--- BEGIN ---
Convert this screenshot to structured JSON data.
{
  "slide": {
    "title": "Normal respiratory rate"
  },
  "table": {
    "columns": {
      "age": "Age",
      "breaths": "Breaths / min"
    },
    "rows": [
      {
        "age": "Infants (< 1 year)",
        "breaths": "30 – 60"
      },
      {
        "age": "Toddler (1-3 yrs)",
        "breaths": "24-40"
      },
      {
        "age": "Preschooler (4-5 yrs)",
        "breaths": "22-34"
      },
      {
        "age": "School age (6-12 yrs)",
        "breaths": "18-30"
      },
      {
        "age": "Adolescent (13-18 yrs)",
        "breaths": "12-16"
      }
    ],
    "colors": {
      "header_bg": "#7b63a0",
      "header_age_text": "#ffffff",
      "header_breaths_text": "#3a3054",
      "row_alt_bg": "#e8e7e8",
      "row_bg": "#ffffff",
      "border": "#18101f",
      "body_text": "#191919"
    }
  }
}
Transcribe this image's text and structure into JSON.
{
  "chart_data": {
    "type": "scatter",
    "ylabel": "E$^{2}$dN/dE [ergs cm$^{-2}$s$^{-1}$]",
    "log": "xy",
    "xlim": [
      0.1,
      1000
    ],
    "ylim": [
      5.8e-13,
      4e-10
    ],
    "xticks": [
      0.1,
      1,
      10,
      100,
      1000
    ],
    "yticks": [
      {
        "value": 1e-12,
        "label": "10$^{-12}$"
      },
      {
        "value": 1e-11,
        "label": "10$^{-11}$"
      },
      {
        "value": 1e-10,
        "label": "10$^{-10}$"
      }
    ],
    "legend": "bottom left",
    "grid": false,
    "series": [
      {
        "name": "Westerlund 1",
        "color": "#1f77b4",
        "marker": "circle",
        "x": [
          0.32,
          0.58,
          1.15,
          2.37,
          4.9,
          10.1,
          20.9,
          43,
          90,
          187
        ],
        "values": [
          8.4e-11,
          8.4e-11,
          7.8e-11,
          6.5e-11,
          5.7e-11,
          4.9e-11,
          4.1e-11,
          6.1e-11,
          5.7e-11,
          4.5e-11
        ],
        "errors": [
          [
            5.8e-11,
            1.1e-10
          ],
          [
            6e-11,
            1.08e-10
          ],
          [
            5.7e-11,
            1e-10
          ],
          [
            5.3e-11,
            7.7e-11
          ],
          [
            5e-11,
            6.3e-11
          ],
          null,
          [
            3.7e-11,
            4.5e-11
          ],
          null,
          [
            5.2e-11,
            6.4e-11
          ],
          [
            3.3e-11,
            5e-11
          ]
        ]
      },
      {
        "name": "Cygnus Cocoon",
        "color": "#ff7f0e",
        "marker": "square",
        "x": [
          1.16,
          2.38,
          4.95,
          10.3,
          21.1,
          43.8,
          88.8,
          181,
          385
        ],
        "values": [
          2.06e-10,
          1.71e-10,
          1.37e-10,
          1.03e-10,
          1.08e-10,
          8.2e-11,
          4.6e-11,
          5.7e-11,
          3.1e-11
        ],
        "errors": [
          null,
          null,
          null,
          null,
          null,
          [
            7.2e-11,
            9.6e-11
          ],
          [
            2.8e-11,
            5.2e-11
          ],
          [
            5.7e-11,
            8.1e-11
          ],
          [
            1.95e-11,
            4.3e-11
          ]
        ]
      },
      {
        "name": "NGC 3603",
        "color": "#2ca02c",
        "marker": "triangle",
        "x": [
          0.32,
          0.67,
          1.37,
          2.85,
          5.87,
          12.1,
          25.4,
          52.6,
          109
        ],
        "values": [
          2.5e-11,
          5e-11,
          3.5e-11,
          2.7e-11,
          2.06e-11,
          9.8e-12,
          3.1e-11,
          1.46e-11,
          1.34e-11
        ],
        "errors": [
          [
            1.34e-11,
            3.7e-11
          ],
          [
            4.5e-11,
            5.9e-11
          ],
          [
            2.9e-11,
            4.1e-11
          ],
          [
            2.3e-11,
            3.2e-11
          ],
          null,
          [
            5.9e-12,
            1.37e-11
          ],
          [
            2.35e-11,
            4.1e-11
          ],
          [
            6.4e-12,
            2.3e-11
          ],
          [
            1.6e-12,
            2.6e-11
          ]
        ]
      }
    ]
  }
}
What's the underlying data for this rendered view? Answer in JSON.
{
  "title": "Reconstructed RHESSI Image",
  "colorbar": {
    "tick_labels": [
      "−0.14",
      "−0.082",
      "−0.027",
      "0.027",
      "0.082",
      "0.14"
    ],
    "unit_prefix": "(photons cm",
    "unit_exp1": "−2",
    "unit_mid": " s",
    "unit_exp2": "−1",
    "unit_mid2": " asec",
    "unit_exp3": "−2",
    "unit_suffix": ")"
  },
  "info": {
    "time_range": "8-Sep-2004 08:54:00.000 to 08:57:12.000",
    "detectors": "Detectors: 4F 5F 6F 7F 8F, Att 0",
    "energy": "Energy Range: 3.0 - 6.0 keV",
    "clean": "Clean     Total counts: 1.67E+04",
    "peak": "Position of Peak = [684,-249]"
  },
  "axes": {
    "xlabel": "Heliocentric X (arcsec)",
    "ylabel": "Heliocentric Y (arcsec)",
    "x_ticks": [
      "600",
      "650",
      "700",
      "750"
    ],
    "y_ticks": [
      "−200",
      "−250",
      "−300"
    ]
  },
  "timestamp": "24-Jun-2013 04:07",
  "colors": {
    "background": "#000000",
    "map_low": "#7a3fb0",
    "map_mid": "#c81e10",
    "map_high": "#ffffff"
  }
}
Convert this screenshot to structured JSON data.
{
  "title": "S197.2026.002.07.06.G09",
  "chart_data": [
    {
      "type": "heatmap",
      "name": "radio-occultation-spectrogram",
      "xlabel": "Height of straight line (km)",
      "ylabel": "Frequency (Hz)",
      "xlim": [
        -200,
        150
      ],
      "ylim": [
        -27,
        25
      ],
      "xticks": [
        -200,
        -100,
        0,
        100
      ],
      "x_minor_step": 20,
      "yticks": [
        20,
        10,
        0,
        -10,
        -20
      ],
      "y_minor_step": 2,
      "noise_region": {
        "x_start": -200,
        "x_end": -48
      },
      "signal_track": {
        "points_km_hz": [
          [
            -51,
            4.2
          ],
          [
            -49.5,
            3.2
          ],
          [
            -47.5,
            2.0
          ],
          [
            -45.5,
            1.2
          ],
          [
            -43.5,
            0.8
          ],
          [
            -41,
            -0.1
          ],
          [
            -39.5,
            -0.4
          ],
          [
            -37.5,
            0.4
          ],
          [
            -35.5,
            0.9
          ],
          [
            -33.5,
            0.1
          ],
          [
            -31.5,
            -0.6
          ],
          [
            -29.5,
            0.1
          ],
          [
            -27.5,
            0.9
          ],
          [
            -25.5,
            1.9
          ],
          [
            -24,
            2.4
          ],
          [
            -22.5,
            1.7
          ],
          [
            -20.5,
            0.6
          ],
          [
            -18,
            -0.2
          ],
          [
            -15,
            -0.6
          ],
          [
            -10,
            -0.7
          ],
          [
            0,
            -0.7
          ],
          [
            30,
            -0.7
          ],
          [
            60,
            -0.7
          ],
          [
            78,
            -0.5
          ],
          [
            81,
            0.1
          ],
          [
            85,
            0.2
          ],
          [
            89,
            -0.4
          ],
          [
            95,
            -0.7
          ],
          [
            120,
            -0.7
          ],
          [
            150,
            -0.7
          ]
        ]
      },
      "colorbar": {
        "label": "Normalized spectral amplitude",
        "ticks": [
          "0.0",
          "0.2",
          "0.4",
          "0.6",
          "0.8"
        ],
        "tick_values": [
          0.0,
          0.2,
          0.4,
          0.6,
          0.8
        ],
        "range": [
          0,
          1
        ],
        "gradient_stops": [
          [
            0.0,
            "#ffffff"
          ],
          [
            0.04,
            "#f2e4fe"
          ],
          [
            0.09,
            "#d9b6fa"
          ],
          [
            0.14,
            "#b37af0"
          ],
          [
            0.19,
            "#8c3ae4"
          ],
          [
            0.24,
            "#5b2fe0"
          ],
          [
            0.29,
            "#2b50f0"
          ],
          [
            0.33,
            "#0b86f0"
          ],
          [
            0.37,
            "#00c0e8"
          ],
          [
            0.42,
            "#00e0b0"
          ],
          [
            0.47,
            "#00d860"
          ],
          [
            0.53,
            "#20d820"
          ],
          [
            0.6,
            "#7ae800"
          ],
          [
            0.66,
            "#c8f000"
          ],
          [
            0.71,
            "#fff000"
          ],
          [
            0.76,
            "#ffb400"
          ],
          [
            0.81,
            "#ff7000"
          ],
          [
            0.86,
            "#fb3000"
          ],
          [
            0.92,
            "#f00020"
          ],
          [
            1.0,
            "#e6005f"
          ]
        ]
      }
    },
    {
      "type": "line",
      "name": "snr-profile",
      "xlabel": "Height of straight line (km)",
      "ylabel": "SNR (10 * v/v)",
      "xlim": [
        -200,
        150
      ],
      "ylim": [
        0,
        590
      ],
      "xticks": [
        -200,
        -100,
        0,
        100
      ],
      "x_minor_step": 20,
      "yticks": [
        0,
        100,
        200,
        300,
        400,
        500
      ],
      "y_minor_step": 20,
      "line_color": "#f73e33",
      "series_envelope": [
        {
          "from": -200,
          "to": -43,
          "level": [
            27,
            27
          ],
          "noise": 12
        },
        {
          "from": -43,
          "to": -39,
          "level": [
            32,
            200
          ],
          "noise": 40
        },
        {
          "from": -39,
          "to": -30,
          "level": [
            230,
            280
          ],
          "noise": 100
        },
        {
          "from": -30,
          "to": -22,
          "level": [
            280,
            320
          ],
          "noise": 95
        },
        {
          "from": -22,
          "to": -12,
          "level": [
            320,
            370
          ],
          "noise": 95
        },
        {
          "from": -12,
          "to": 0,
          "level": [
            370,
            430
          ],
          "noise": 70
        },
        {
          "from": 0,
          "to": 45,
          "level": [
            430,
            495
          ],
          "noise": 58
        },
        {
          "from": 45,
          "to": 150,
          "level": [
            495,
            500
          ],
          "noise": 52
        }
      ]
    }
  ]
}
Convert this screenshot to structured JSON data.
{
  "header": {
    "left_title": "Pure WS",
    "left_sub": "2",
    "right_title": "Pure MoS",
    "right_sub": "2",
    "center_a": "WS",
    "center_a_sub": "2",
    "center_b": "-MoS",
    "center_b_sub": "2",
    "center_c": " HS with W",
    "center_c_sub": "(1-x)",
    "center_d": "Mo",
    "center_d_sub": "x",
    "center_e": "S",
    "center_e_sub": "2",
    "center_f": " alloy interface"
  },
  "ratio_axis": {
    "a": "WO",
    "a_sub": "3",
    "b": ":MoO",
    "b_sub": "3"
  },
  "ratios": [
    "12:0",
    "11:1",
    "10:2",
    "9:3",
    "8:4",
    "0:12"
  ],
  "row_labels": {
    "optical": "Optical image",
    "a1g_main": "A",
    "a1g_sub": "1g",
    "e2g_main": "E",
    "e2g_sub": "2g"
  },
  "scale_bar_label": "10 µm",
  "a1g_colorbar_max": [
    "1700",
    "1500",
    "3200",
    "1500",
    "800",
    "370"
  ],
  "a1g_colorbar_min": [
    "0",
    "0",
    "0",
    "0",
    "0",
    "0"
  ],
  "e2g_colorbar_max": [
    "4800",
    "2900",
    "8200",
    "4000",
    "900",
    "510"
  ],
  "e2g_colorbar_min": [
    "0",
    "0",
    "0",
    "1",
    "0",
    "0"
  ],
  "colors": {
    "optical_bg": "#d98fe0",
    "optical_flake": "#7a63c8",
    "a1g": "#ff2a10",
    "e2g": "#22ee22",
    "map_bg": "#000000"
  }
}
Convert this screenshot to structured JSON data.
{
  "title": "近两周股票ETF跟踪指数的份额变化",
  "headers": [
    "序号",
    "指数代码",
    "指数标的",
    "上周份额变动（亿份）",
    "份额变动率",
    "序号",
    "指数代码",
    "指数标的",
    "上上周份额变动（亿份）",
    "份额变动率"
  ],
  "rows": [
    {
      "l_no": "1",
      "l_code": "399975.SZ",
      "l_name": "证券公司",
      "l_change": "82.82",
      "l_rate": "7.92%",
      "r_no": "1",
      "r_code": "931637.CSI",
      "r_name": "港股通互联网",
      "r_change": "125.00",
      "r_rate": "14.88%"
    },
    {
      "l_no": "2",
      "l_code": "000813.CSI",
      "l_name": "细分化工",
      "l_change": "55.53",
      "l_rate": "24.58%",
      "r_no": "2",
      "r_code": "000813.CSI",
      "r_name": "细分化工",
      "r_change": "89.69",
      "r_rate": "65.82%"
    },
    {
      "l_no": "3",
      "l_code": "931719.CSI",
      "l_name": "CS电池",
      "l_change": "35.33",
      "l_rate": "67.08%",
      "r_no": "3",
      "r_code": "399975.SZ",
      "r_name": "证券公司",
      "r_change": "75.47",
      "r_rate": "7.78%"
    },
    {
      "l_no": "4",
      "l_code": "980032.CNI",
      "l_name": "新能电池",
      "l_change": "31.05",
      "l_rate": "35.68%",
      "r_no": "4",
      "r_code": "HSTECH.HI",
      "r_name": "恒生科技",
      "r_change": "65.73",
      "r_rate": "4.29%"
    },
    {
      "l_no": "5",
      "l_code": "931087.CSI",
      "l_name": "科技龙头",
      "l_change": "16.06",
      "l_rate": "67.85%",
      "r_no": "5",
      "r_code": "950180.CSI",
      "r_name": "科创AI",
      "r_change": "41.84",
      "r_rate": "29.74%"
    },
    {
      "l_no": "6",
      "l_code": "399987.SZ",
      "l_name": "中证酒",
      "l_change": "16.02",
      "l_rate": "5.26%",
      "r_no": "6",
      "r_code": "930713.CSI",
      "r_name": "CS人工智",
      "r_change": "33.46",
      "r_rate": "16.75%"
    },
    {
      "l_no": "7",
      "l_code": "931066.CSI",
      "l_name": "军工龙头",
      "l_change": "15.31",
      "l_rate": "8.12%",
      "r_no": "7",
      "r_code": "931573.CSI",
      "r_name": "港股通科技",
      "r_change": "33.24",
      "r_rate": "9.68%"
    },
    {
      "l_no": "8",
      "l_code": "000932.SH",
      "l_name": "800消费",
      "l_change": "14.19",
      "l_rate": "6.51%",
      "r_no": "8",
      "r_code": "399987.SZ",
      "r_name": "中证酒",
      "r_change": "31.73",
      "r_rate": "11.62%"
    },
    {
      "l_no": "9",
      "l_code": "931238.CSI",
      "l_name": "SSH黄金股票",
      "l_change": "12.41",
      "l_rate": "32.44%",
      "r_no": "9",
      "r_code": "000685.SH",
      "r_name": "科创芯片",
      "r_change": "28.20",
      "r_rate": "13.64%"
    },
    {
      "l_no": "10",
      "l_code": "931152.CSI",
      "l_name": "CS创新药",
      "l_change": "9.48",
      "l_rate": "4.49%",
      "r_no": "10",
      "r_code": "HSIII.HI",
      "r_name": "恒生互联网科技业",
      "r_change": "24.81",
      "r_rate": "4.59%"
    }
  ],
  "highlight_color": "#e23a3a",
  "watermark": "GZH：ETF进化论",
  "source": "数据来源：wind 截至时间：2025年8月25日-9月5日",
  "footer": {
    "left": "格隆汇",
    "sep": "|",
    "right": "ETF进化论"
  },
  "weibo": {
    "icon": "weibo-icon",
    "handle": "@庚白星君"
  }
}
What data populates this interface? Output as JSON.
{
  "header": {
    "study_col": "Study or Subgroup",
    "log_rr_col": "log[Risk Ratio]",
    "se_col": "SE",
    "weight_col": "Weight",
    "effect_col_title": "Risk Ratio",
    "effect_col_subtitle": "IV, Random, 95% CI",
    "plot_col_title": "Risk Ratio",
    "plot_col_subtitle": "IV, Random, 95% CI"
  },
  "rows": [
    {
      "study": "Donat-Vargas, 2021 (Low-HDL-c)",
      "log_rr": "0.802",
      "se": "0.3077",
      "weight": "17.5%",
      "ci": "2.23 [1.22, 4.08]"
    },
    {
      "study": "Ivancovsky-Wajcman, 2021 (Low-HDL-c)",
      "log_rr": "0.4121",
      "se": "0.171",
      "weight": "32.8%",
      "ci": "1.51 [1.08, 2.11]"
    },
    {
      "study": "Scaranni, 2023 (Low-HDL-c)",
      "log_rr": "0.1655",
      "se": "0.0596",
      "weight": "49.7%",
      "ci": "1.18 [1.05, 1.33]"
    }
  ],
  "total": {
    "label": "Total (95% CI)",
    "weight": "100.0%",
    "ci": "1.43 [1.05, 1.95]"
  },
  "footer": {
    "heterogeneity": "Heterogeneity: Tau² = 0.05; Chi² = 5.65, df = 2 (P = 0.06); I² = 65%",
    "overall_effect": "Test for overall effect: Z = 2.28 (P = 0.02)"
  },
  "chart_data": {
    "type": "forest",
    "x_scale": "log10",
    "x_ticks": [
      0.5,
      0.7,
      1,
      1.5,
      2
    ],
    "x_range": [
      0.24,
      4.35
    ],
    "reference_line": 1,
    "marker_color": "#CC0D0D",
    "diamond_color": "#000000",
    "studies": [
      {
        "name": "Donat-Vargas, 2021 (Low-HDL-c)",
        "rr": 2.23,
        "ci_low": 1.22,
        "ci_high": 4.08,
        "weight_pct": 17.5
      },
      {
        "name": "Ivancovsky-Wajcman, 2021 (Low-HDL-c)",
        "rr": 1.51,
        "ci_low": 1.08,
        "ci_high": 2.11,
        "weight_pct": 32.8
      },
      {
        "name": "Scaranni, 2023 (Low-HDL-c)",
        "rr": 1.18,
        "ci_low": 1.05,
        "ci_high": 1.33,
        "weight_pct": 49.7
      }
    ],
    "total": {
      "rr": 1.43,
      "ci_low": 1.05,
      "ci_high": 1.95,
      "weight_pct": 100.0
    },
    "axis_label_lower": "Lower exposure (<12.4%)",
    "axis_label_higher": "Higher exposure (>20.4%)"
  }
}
--- END ---
### Problem to work on
How many lines in the records above contain the word "ylabel"? Give only the number.

### Correct result
4